Goal: Note each line of the listing that contains the string "sale", and copy it.

Recorded information:
____
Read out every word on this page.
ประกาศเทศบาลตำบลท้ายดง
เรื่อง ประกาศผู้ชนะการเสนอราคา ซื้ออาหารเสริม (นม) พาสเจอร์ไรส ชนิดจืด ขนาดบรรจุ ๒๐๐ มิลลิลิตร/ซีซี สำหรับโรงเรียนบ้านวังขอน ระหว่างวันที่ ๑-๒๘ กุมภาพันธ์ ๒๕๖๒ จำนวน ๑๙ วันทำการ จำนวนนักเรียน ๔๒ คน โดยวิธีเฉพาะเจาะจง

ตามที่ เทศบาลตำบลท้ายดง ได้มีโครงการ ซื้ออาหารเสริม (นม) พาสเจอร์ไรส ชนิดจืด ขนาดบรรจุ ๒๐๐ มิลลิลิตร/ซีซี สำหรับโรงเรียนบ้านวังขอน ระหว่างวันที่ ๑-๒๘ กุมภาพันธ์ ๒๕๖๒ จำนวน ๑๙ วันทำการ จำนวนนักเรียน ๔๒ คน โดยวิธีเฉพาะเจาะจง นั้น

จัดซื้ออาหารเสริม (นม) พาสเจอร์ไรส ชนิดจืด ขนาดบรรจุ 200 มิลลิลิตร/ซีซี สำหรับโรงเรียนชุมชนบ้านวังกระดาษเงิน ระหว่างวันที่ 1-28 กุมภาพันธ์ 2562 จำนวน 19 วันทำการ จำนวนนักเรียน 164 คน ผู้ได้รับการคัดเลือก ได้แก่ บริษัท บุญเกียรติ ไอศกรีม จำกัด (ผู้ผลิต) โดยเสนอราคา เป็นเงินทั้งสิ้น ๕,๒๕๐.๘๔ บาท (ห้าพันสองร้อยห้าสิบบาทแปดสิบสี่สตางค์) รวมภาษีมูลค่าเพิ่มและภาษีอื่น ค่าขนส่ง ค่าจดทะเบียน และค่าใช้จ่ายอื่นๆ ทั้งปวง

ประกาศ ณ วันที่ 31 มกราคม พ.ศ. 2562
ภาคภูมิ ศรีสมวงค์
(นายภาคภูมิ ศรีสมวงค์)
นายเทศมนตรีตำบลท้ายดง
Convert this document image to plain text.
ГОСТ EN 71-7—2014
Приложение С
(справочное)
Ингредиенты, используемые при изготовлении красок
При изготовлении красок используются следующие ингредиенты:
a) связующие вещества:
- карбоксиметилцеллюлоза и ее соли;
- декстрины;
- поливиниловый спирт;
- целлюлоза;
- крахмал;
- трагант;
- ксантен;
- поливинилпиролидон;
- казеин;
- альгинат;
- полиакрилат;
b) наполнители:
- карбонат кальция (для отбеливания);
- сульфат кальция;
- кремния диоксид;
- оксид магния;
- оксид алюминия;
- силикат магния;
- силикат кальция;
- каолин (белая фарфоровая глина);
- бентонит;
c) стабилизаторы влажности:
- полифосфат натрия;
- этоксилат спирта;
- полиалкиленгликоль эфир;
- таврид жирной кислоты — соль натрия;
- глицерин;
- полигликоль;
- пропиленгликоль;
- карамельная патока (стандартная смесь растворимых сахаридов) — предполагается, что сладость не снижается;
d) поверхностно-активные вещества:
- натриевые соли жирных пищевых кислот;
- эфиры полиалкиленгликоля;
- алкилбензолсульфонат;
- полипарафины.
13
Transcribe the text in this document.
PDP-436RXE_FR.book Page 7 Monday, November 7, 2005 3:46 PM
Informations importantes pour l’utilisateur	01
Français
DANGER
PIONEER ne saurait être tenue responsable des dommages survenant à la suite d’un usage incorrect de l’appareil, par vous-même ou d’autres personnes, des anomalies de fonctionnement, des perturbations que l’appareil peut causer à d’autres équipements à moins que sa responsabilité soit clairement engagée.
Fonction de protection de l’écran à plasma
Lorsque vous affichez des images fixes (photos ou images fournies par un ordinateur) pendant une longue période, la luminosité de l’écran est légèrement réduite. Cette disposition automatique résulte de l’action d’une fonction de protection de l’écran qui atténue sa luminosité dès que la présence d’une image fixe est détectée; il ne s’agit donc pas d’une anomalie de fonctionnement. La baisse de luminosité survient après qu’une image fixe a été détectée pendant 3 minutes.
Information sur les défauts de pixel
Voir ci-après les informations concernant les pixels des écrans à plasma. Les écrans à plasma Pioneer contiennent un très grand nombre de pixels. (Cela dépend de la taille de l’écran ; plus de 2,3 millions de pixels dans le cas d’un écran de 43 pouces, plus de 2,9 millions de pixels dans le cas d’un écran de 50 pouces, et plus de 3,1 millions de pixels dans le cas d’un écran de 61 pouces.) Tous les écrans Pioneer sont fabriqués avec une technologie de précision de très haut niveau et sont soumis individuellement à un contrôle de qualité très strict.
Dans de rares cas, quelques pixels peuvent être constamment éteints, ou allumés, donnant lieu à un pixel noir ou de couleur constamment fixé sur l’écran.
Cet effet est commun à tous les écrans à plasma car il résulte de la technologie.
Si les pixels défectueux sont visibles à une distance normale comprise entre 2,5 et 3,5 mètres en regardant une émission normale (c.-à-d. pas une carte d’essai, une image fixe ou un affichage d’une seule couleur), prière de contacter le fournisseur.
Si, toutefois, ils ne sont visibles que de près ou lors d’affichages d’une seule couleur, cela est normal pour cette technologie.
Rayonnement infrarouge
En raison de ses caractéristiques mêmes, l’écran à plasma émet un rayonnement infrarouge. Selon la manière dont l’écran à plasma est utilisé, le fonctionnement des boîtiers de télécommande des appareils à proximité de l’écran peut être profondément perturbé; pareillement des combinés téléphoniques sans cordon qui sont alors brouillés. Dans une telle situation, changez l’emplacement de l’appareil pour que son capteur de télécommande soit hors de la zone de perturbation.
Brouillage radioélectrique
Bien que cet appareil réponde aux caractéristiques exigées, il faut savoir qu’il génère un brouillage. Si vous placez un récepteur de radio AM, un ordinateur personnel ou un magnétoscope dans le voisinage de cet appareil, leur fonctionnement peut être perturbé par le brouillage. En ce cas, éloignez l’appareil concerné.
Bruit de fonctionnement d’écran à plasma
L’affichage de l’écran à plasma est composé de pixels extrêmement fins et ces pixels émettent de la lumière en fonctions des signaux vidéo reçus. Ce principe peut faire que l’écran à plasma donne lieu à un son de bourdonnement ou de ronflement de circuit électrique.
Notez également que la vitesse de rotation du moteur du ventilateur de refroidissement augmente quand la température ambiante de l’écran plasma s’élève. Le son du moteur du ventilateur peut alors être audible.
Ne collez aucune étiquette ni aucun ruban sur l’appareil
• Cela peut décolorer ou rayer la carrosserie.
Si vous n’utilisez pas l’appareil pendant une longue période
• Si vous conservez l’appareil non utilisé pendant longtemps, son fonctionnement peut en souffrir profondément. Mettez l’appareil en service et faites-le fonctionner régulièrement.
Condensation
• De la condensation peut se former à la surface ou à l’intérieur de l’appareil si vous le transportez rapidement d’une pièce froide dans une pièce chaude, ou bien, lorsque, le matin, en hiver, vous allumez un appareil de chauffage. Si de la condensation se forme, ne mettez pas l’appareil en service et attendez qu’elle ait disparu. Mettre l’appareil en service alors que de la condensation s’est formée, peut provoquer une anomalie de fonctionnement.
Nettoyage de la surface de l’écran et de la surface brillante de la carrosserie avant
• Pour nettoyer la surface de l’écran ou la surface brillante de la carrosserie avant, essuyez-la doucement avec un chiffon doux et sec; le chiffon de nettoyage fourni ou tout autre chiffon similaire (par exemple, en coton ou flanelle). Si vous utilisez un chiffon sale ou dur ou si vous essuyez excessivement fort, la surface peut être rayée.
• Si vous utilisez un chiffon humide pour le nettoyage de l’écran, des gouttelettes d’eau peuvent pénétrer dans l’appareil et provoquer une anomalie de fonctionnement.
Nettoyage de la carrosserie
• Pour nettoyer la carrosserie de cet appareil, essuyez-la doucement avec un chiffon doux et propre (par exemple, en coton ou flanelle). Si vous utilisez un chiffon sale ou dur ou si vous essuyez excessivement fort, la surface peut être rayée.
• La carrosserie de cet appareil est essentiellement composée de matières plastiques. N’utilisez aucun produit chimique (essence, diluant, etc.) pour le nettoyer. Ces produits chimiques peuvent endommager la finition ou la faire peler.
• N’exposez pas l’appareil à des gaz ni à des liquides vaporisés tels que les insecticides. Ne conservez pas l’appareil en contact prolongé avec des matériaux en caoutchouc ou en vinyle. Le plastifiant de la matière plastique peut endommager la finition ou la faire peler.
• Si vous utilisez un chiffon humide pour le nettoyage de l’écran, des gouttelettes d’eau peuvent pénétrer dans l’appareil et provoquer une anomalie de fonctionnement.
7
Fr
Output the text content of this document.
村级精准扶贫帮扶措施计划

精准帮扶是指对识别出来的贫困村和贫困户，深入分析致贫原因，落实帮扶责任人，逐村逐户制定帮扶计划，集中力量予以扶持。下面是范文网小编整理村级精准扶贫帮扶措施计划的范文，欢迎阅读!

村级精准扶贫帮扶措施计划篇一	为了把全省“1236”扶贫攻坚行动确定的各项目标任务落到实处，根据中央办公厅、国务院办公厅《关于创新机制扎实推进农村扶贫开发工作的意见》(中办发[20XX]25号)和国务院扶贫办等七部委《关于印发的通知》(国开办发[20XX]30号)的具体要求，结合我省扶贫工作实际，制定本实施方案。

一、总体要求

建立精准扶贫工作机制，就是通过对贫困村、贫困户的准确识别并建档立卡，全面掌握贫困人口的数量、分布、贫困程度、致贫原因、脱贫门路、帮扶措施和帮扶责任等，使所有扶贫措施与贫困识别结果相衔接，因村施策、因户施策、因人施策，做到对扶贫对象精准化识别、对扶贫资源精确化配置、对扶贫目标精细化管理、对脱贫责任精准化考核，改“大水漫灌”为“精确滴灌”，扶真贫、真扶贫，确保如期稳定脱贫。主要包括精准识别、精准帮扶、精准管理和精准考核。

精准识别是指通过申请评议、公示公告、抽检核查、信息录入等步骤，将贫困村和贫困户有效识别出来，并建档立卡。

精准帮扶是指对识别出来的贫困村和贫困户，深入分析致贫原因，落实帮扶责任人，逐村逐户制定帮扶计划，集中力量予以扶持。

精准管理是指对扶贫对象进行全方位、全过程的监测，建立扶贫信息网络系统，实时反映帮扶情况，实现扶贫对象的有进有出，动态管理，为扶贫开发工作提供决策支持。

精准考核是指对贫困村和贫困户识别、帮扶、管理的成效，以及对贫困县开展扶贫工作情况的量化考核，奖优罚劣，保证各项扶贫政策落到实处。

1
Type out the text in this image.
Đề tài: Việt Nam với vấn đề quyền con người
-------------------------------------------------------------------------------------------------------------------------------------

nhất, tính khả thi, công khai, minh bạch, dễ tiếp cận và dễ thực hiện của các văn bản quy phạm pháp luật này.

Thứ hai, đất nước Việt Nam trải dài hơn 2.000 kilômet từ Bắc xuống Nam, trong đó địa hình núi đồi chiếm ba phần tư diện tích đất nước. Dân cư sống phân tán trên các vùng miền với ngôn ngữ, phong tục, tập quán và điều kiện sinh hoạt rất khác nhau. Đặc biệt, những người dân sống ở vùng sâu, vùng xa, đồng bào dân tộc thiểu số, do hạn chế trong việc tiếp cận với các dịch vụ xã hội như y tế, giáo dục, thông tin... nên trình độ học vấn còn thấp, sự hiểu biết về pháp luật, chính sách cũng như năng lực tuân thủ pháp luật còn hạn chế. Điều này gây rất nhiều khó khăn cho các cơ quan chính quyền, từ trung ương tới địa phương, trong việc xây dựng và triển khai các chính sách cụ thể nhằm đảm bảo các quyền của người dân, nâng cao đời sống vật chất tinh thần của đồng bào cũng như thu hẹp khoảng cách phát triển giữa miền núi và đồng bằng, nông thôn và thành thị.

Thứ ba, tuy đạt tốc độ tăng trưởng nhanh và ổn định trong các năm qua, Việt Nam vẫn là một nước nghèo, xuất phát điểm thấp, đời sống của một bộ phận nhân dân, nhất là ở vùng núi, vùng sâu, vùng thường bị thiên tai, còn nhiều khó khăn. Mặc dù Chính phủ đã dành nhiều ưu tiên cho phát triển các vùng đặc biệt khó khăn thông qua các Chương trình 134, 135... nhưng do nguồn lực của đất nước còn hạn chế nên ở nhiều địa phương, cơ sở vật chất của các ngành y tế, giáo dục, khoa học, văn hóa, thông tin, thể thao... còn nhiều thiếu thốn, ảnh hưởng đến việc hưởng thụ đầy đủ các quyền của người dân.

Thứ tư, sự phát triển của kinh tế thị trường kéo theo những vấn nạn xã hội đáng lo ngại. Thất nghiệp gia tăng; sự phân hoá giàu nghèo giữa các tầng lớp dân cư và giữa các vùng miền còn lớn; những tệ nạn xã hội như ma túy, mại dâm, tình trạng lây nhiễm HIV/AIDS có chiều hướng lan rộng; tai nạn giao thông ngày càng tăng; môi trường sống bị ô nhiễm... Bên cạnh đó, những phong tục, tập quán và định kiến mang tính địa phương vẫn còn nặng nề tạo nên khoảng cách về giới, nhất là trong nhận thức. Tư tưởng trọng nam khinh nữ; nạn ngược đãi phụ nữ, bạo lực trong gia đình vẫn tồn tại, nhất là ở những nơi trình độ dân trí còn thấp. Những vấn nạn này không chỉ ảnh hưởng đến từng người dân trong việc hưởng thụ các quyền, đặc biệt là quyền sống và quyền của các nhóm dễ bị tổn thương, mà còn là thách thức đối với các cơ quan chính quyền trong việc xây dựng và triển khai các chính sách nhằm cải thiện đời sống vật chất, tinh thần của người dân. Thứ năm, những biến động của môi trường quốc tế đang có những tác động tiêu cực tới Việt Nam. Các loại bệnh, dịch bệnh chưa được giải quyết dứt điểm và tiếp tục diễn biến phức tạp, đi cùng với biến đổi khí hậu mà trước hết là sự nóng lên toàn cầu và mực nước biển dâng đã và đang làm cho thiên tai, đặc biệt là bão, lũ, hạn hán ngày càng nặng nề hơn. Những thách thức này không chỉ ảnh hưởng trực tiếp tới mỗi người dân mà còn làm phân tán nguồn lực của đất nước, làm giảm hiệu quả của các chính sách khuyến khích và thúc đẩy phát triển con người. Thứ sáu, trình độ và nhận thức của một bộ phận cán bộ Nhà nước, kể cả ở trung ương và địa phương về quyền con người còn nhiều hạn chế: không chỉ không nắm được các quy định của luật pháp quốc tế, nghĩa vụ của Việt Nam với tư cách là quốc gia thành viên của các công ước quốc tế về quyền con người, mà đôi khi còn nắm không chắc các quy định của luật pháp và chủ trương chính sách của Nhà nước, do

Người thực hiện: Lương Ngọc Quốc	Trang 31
____
The solution:
• Pour nettoyer la surface de l’écran ou la surface brillante de la carrosserie avant, essuyez-la doucement avec un chiffon doux et sec; le chiffon de nettoyage fourni ou tout autre chiffon similaire (par exemple, en coton ou flanelle). Si vous utilisez un chiffon sale ou dur ou si vous essuyez excessivement fort, la surface peut être rayée.
• Pour nettoyer la carrosserie de cet appareil, essuyez-la doucement avec un chiffon doux et propre (par exemple, en coton ou flanelle). Si vous utilisez un chiffon sale ou dur ou si vous essuyez excessivement fort, la surface peut être rayée.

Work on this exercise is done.